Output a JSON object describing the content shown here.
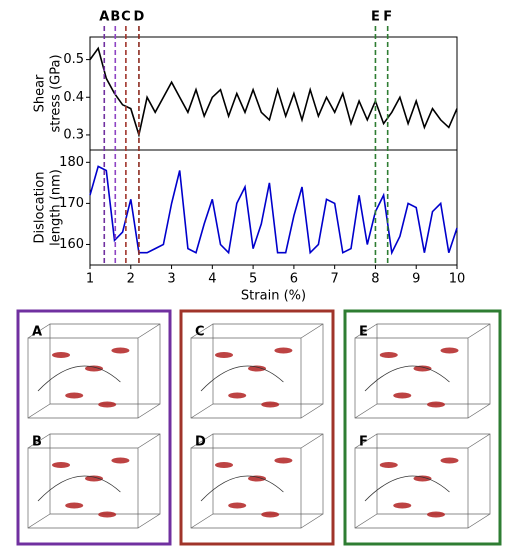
{
  "chart_data": [
    {
      "type": "line",
      "ylabel": [
        "Shear",
        "stress (GPa)"
      ],
      "x": [
        1.0,
        1.2,
        1.4,
        1.6,
        1.8,
        2.0,
        2.2,
        2.4,
        2.6,
        2.8,
        3.0,
        3.2,
        3.4,
        3.6,
        3.8,
        4.0,
        4.2,
        4.4,
        4.6,
        4.8,
        5.0,
        5.2,
        5.4,
        5.6,
        5.8,
        6.0,
        6.2,
        6.4,
        6.6,
        6.8,
        7.0,
        7.2,
        7.4,
        7.6,
        7.8,
        8.0,
        8.2,
        8.4,
        8.6,
        8.8,
        9.0,
        9.2,
        9.4,
        9.6,
        9.8,
        10.0
      ],
      "series": [
        {
          "color": "#000000",
          "values": [
            0.5,
            0.53,
            0.45,
            0.41,
            0.38,
            0.37,
            0.3,
            0.4,
            0.36,
            0.4,
            0.44,
            0.4,
            0.36,
            0.42,
            0.35,
            0.4,
            0.42,
            0.35,
            0.41,
            0.36,
            0.42,
            0.36,
            0.34,
            0.42,
            0.35,
            0.41,
            0.34,
            0.42,
            0.35,
            0.4,
            0.36,
            0.41,
            0.33,
            0.39,
            0.34,
            0.39,
            0.33,
            0.36,
            0.4,
            0.33,
            0.39,
            0.32,
            0.37,
            0.34,
            0.32,
            0.37
          ]
        }
      ],
      "xlim": [
        1,
        10
      ],
      "ylim": [
        0.26,
        0.56
      ],
      "yticks": [
        0.3,
        0.4,
        0.5
      ],
      "markers": [
        {
          "label": "A",
          "x": 1.35,
          "color": "#7030a0"
        },
        {
          "label": "B",
          "x": 1.62,
          "color": "#8e44c4"
        },
        {
          "label": "C",
          "x": 1.88,
          "color": "#a0342a"
        },
        {
          "label": "D",
          "x": 2.2,
          "color": "#8b2a1e"
        },
        {
          "label": "E",
          "x": 8.0,
          "color": "#2e7d32"
        },
        {
          "label": "F",
          "x": 8.3,
          "color": "#2e7d32"
        }
      ]
    },
    {
      "type": "line",
      "ylabel": [
        "Dislocation",
        "length (nm)"
      ],
      "xlabel": "Strain (%)",
      "x": [
        1.0,
        1.2,
        1.4,
        1.6,
        1.8,
        2.0,
        2.2,
        2.4,
        2.6,
        2.8,
        3.0,
        3.2,
        3.4,
        3.6,
        3.8,
        4.0,
        4.2,
        4.4,
        4.6,
        4.8,
        5.0,
        5.2,
        5.4,
        5.6,
        5.8,
        6.0,
        6.2,
        6.4,
        6.6,
        6.8,
        7.0,
        7.2,
        7.4,
        7.6,
        7.8,
        8.0,
        8.2,
        8.4,
        8.6,
        8.8,
        9.0,
        9.2,
        9.4,
        9.6,
        9.8,
        10.0
      ],
      "series": [
        {
          "color": "#0000cc",
          "values": [
            172,
            179,
            178,
            161,
            163,
            171,
            158,
            158,
            159,
            160,
            170,
            178,
            159,
            158,
            165,
            171,
            160,
            158,
            170,
            174,
            159,
            165,
            175,
            158,
            158,
            167,
            174,
            158,
            160,
            171,
            170,
            158,
            159,
            172,
            160,
            168,
            172,
            158,
            162,
            170,
            169,
            158,
            168,
            170,
            158,
            164
          ]
        }
      ],
      "xlim": [
        1,
        10
      ],
      "xticks": [
        1,
        2,
        3,
        4,
        5,
        6,
        7,
        8,
        9,
        10
      ],
      "ylim": [
        155,
        183
      ],
      "yticks": [
        160,
        170,
        180
      ]
    }
  ]
}
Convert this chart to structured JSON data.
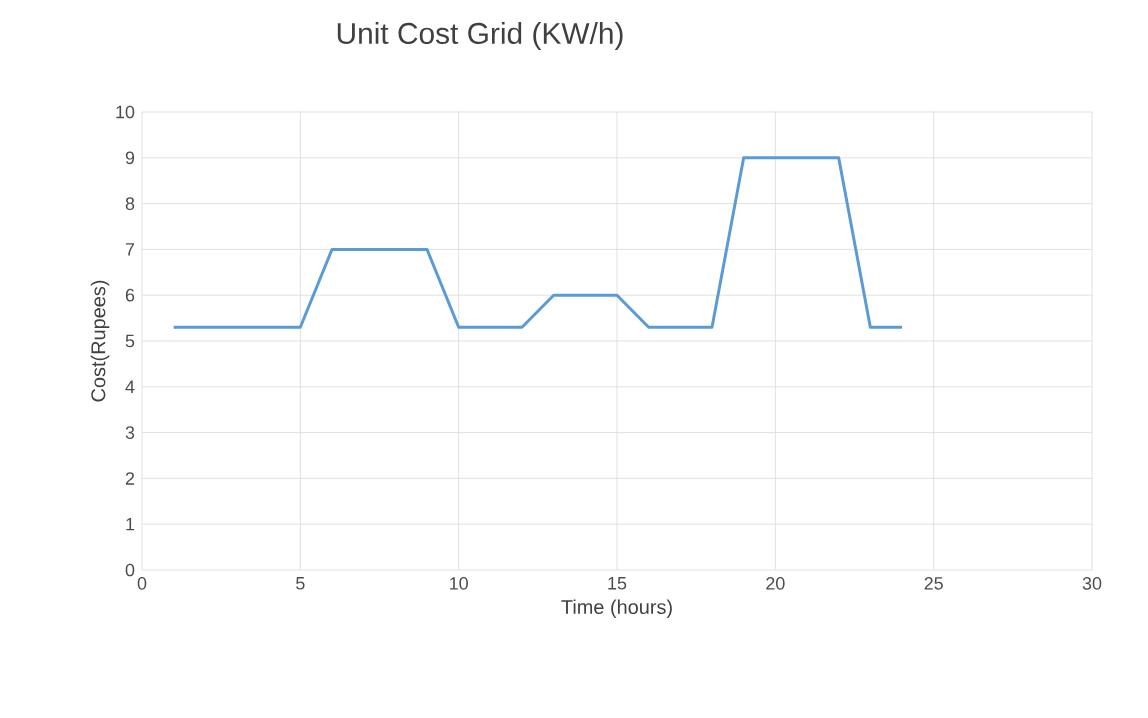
{
  "chart_data": {
    "type": "line",
    "title": "Unit Cost Grid (KW/h)",
    "xlabel": "Time (hours)",
    "ylabel": "Cost(Rupees)",
    "x": [
      1,
      2,
      3,
      4,
      5,
      6,
      7,
      8,
      9,
      10,
      11,
      12,
      13,
      14,
      15,
      16,
      17,
      18,
      19,
      20,
      21,
      22,
      23,
      24
    ],
    "series": [
      {
        "color": "#5b9bd5",
        "values": [
          5.3,
          5.3,
          5.3,
          5.3,
          5.3,
          7,
          7,
          7,
          7,
          5.3,
          5.3,
          5.3,
          6,
          6,
          6,
          5.3,
          5.3,
          5.3,
          9,
          9,
          9,
          9,
          5.3,
          5.3
        ]
      }
    ],
    "xlim": [
      0,
      30
    ],
    "xticks": [
      0,
      5,
      10,
      15,
      20,
      25,
      30
    ],
    "ylim": [
      0,
      10
    ],
    "yticks": [
      0,
      1,
      2,
      3,
      4,
      5,
      6,
      7,
      8,
      9,
      10
    ],
    "grid": true,
    "marker": "none",
    "line_style": "solid"
  }
}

*The problem*:
Reproduce the material word for word. Any pictures should be left out of the copy.

*Answer for the task*:
Output a JSON object describing the content shown here.
{
  "chart_data": [
    {
      "type": "line",
      "ylabel": [
        "Shear",
        "stress (GPa)"
      ],
      "x": [
        1.0,
        1.2,
        1.4,
        1.6,
        1.8,
        2.0,
        2.2,
        2.4,
        2.6,
        2.8,
        3.0,
        3.2,
        3.4,
        3.6,
        3.8,
        4.0,
        4.2,
        4.4,
        4.6,
        4.8,
        5.0,
        5.2,
        5.4,
        5.6,
        5.8,
        6.0,
        6.2,
        6.4,
        6.6,
        6.8,
        7.0,
        7.2,
        7.4,
        7.6,
        7.8,
        8.0,
        8.2,
        8.4,
        8.6,
        8.8,
        9.0,
        9.2,
        9.4,
        9.6,
        9.8,
        10.0
      ],
      "series": [
        {
          "color": "#000000",
          "values": [
            0.5,
            0.53,
            0.45,
            0.41,
            0.38,
            0.37,
            0.3,
            0.4,
            0.36,
            0.4,
            0.44,
            0.4,
            0.36,
            0.42,
            0.35,
            0.4,
            0.42,
            0.35,
            0.41,
            0.36,
            0.42,
            0.36,
            0.34,
            0.42,
            0.35,
            0.41,
            0.34,
            0.42,
            0.35,
            0.4,
            0.36,
            0.41,
            0.33,
            0.39,
            0.34,
            0.39,
            0.33,
            0.36,
            0.4,
            0.33,
            0.39,
            0.32,
            0.37,
            0.34,
            0.32,
            0.37
          ]
        }
      ],
      "xlim": [
        1,
        10
      ],
      "ylim": [
        0.26,
        0.56
      ],
      "yticks": [
        0.3,
        0.4,
        0.5
      ],
      "markers": [
        {
          "label": "A",
          "x": 1.35,
          "color": "#7030a0"
        },
        {
          "label": "B",
          "x": 1.62,
          "color": "#8e44c4"
        },
        {
          "label": "C",
          "x": 1.88,
          "color": "#a0342a"
        },
        {
          "label": "D",
          "x": 2.2,
          "color": "#8b2a1e"
        },
        {
          "label": "E",
          "x": 8.0,
          "color": "#2e7d32"
        },
        {
          "label": "F",
          "x": 8.3,
          "color": "#2e7d32"
        }
      ]
    },
    {
      "type": "line",
      "ylabel": [
        "Dislocation",
        "length (nm)"
      ],
      "xlabel": "Strain (%)",
      "x": [
        1.0,
        1.2,
        1.4,
        1.6,
        1.8,
        2.0,
        2.2,
        2.4,
        2.6,
        2.8,
        3.0,
        3.2,
        3.4,
        3.6,
        3.8,
        4.0,
        4.2,
        4.4,
        4.6,
        4.8,
        5.0,
        5.2,
        5.4,
        5.6,
        5.8,
        6.0,
        6.2,
        6.4,
        6.6,
        6.8,
        7.0,
        7.2,
        7.4,
        7.6,
        7.8,
        8.0,
        8.2,
        8.4,
        8.6,
        8.8,
        9.0,
        9.2,
        9.4,
        9.6,
        9.8,
        10.0
      ],
      "series": [
        {
          "color": "#0000cc",
          "values": [
            172,
            179,
            178,
            161,
            163,
            171,
            158,
            158,
            159,
            160,
            170,
            178,
            159,
            158,
            165,
            171,
            160,
            158,
            170,
            174,
            159,
            165,
            175,
            158,
            158,
            167,
            174,
            158,
            160,
            171,
            170,
            158,
            159,
            172,
            160,
            168,
            172,
            158,
            162,
            170,
            169,
            158,
            168,
            170,
            158,
            164
          ]
        }
      ],
      "xlim": [
        1,
        10
      ],
      "xticks": [
        1,
        2,
        3,
        4,
        5,
        6,
        7,
        8,
        9,
        10
      ],
      "ylim": [
        155,
        183
      ],
      "yticks": [
        160,
        170,
        180
      ]
    }
  ]
}
Convert this chart to structured JSON data.
{
  "chart_data": {
    "type": "line",
    "title": "Unit Cost Grid (KW/h)",
    "xlabel": "Time (hours)",
    "ylabel": "Cost(Rupees)",
    "x": [
      1,
      2,
      3,
      4,
      5,
      6,
      7,
      8,
      9,
      10,
      11,
      12,
      13,
      14,
      15,
      16,
      17,
      18,
      19,
      20,
      21,
      22,
      23,
      24
    ],
    "series": [
      {
        "color": "#5b9bd5",
        "values": [
          5.3,
          5.3,
          5.3,
          5.3,
          5.3,
          7,
          7,
          7,
          7,
          5.3,
          5.3,
          5.3,
          6,
          6,
          6,
          5.3,
          5.3,
          5.3,
          9,
          9,
          9,
          9,
          5.3,
          5.3
        ]
      }
    ],
    "xlim": [
      0,
      30
    ],
    "xticks": [
      0,
      5,
      10,
      15,
      20,
      25,
      30
    ],
    "ylim": [
      0,
      10
    ],
    "yticks": [
      0,
      1,
      2,
      3,
      4,
      5,
      6,
      7,
      8,
      9,
      10
    ],
    "grid": true,
    "marker": "none",
    "line_style": "solid"
  }
}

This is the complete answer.